EXERCISE OBJECTIVE :: From the material below, list every line containing "nyaenc".

PROVIDED DATA ::

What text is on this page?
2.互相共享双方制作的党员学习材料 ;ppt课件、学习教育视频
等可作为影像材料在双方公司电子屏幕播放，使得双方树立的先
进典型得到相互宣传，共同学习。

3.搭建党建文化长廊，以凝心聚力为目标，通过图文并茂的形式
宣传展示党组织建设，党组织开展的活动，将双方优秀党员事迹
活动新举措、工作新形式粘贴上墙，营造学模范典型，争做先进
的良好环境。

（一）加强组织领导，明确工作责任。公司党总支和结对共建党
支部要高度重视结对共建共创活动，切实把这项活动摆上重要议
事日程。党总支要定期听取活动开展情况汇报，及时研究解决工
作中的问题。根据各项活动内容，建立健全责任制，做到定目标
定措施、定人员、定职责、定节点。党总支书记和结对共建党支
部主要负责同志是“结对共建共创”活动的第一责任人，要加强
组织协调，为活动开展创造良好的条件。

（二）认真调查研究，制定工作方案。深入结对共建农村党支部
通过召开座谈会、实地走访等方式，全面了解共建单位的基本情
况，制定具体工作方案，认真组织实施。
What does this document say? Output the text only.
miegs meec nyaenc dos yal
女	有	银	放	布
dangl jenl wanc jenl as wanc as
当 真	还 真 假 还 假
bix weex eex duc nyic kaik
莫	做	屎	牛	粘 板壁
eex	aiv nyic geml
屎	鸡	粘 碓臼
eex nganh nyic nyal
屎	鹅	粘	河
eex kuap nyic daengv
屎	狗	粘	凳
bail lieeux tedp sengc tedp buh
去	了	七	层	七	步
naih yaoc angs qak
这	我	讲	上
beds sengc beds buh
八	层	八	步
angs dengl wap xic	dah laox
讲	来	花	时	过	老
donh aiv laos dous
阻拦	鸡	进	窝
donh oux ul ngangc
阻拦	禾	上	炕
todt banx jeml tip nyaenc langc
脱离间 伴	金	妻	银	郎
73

WRITTEN SOLUTION ::
miegs meec nyaenc dos yal
todt banx jeml tip nyaenc langc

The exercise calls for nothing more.